------ Dataset entries ------

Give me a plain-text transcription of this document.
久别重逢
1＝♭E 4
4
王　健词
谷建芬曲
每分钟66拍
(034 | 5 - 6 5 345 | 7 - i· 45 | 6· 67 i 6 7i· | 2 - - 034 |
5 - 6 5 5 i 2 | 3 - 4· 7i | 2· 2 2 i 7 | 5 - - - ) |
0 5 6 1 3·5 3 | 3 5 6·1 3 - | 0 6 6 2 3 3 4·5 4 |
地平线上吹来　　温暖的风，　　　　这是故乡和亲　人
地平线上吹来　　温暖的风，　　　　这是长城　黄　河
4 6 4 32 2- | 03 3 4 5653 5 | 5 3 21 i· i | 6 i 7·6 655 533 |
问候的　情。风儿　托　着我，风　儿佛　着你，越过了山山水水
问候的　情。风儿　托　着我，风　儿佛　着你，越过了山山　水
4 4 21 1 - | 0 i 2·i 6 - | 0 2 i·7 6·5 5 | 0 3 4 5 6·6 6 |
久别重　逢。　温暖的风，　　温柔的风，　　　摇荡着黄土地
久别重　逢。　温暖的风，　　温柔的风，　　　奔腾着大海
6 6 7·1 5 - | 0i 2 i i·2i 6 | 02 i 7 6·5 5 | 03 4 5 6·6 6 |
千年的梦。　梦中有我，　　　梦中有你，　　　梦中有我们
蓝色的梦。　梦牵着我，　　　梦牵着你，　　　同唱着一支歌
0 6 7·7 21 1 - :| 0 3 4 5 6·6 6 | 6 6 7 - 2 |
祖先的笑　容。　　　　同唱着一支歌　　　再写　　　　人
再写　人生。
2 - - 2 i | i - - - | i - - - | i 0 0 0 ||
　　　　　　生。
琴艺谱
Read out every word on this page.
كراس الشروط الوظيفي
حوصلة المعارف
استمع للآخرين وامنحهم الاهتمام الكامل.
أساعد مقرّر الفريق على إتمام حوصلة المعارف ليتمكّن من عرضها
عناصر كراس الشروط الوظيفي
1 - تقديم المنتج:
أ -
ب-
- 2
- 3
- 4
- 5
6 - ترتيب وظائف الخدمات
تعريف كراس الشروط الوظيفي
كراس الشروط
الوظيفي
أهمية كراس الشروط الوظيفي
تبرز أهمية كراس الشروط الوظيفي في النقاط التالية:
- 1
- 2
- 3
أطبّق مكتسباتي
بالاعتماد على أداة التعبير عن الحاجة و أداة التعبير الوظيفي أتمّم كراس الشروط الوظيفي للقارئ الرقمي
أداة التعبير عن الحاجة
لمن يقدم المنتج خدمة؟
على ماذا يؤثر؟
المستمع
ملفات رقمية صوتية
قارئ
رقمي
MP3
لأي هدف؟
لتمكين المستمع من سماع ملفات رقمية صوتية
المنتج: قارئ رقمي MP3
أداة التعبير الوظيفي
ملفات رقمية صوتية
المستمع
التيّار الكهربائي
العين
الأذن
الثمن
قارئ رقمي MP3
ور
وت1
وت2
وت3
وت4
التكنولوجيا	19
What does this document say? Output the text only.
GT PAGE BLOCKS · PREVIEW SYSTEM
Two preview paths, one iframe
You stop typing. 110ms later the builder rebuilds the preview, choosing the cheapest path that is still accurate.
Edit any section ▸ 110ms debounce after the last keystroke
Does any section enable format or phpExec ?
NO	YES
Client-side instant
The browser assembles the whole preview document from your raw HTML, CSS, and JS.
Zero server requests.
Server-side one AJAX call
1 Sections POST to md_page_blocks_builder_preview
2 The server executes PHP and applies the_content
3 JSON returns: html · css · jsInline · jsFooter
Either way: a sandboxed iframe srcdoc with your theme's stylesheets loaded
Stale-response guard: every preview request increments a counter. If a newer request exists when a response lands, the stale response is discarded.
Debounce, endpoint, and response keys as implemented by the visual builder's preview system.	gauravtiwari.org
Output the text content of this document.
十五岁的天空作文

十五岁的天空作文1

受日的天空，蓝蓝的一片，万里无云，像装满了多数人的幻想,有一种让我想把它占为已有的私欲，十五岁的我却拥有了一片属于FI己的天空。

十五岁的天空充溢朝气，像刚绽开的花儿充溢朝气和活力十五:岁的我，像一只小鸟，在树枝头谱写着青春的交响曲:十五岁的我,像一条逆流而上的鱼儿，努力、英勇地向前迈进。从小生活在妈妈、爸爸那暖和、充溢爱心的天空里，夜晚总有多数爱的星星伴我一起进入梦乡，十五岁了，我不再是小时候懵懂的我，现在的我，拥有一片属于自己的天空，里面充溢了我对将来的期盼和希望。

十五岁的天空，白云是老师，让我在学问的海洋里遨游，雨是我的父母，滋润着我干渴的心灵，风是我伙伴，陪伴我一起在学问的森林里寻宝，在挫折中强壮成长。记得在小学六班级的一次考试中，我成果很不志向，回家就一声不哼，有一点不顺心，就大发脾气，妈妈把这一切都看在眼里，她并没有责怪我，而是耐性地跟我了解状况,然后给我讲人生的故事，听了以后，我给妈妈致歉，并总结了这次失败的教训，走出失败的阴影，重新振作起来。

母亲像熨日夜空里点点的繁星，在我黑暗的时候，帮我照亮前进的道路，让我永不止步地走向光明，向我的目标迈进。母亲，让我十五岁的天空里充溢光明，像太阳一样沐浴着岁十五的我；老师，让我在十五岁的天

------

Objective: Each line of the material must be restated exactly.

Response to the task:
Give me a plain-text transcription of this document.
久别重逢
1＝♭E 4
4
王　健词
谷建芬曲
每分钟66拍
(034 | 5 - 6 5 345 | 7 - i· 45 | 6· 67 i 6 7i· | 2 - - 034 |
5 - 6 5 5 i 2 | 3 - 4· 7i | 2· 2 2 i 7 | 5 - - - ) |
0 5 6 1 3·5 3 | 3 5 6·1 3 - | 0 6 6 2 3 3 4·5 4 |
地平线上吹来　　温暖的风，　　　　这是故乡和亲　人
地平线上吹来　　温暖的风，　　　　这是长城　黄　河
4 6 4 32 2- | 03 3 4 5653 5 | 5 3 21 i· i | 6 i 7·6 655 533 |
问候的　情。风儿　托　着我，风　儿佛　着你，越过了山山水水
问候的　情。风儿　托　着我，风　儿佛　着你，越过了山山　水
4 4 21 1 - | 0 i 2·i 6 - | 0 2 i·7 6·5 5 | 0 3 4 5 6·6 6 |
久别重　逢。　温暖的风，　　温柔的风，　　　摇荡着黄土地
久别重　逢。　温暖的风，　　温柔的风，　　　奔腾着大海
6 6 7·1 5 - | 0i 2 i i·2i 6 | 02 i 7 6·5 5 | 03 4 5 6·6 6 |
千年的梦。　梦中有我，　　　梦中有你，　　　梦中有我们
蓝色的梦。　梦牵着我，　　　梦牵着你，　　　同唱着一支歌
0 6 7·7 21 1 - :| 0 3 4 5 6·6 6 | 6 6 7 - 2 |
祖先的笑　容。　　　　同唱着一支歌　　　再写　　　　人
再写　人生。
2 - - 2 i | i - - - | i - - - | i 0 0 0 ||
　　　　　　生。
琴艺谱
Read out every word on this page.
كراس الشروط الوظيفي
حوصلة المعارف
استمع للآخرين وامنحهم الاهتمام الكامل.
أساعد مقرّر الفريق على إتمام حوصلة المعارف ليتمكّن من عرضها
عناصر كراس الشروط الوظيفي
1 - تقديم المنتج:
أ -
ب-
- 2
- 3
- 4
- 5
6 - ترتيب وظائف الخدمات
تعريف كراس الشروط الوظيفي
كراس الشروط
الوظيفي
أهمية كراس الشروط الوظيفي
تبرز أهمية كراس الشروط الوظيفي في النقاط التالية:
- 1
- 2
- 3
أطبّق مكتسباتي
بالاعتماد على أداة التعبير عن الحاجة و أداة التعبير الوظيفي أتمّم كراس الشروط الوظيفي للقارئ الرقمي
أداة التعبير عن الحاجة
لمن يقدم المنتج خدمة؟
على ماذا يؤثر؟
المستمع
ملفات رقمية صوتية
قارئ
رقمي
MP3
لأي هدف؟
لتمكين المستمع من سماع ملفات رقمية صوتية
المنتج: قارئ رقمي MP3
أداة التعبير الوظيفي
ملفات رقمية صوتية
المستمع
التيّار الكهربائي
العين
الأذن
الثمن
قارئ رقمي MP3
ور
وت1
وت2
وت3
وت4
التكنولوجيا	19
What does this document say? Output the text only.
GT PAGE BLOCKS · PREVIEW SYSTEM
Two preview paths, one iframe
You stop typing. 110ms later the builder rebuilds the preview, choosing the cheapest path that is still accurate.
Edit any section ▸ 110ms debounce after the last keystroke
Does any section enable format or phpExec ?
NO	YES
Client-side instant
The browser assembles the whole preview document from your raw HTML, CSS, and JS.
Zero server requests.
Server-side one AJAX call
1 Sections POST to md_page_blocks_builder_preview
2 The server executes PHP and applies the_content
3 JSON returns: html · css · jsInline · jsFooter
Either way: a sandboxed iframe srcdoc with your theme's stylesheets loaded
Stale-response guard: every preview request increments a counter. If a newer request exists when a response lands, the stale response is discarded.
Debounce, endpoint, and response keys as implemented by the visual builder's preview system.	gauravtiwari.org
Output the text content of this document.
十五岁的天空作文

十五岁的天空作文1

受日的天空，蓝蓝的一片，万里无云，像装满了多数人的幻想,有一种让我想把它占为已有的私欲，十五岁的我却拥有了一片属于FI己的天空。

十五岁的天空充溢朝气，像刚绽开的花儿充溢朝气和活力十五:岁的我，像一只小鸟，在树枝头谱写着青春的交响曲:十五岁的我,像一条逆流而上的鱼儿，努力、英勇地向前迈进。从小生活在妈妈、爸爸那暖和、充溢爱心的天空里，夜晚总有多数爱的星星伴我一起进入梦乡，十五岁了，我不再是小时候懵懂的我，现在的我，拥有一片属于自己的天空，里面充溢了我对将来的期盼和希望。

十五岁的天空，白云是老师，让我在学问的海洋里遨游，雨是我的父母，滋润着我干渴的心灵，风是我伙伴，陪伴我一起在学问的森林里寻宝，在挫折中强壮成长。记得在小学六班级的一次考试中，我成果很不志向，回家就一声不哼，有一点不顺心，就大发脾气，妈妈把这一切都看在眼里，她并没有责怪我，而是耐性地跟我了解状况,然后给我讲人生的故事，听了以后，我给妈妈致歉，并总结了这次失败的教训，走出失败的阴影，重新振作起来。

母亲像熨日夜空里点点的繁星，在我黑暗的时候，帮我照亮前进的道路，让我永不止步地走向光明，向我的目标迈进。母亲，让我十五岁的天空里充溢光明，像太阳一样沐浴着岁十五的我；老师，让我在十五岁的天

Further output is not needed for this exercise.